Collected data
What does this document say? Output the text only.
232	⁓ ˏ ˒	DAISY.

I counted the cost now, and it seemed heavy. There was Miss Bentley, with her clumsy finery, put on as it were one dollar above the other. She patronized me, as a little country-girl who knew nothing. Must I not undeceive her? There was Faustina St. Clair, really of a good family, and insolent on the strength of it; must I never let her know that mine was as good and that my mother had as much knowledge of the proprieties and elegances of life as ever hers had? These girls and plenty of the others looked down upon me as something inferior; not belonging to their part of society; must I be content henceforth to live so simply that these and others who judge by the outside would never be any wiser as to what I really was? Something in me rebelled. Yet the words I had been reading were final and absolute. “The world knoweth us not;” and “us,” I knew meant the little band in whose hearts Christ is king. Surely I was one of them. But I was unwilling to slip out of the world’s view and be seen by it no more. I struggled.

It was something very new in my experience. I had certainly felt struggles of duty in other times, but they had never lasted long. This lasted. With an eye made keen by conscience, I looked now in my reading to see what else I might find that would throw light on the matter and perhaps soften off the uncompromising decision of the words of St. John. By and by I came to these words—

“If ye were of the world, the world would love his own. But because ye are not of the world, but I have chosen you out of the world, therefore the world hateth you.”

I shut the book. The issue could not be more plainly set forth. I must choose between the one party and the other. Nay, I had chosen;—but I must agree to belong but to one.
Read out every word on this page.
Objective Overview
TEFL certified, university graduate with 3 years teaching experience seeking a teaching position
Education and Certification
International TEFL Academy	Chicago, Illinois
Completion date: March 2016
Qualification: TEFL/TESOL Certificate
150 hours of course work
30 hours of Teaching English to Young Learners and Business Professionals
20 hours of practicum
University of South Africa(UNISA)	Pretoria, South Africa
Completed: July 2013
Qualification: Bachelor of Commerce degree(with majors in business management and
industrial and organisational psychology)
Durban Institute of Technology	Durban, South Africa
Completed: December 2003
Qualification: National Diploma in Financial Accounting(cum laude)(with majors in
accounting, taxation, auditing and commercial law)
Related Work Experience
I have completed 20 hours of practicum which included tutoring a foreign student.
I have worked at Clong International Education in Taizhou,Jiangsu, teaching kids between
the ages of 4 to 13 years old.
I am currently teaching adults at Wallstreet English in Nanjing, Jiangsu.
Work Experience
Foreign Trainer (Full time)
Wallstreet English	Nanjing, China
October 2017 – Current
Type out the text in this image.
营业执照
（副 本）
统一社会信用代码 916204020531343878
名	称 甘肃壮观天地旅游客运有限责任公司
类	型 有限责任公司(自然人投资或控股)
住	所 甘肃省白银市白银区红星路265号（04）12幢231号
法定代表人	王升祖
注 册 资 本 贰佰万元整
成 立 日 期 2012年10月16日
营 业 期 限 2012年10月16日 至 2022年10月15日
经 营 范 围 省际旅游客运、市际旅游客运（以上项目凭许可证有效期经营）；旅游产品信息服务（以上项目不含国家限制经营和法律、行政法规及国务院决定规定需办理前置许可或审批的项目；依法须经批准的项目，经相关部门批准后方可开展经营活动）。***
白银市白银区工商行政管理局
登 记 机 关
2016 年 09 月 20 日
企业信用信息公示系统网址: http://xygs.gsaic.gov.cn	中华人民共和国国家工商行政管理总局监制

* **PROBLEM REQUIREMENTS**:
For each line in the data above that contains the string "Wallstreet", extract the line.

* **RESULT OF THIS EXERCISE**:
I am currently teaching adults at Wallstreet English in Nanjing, Jiangsu.
Wallstreet English	Nanjing, China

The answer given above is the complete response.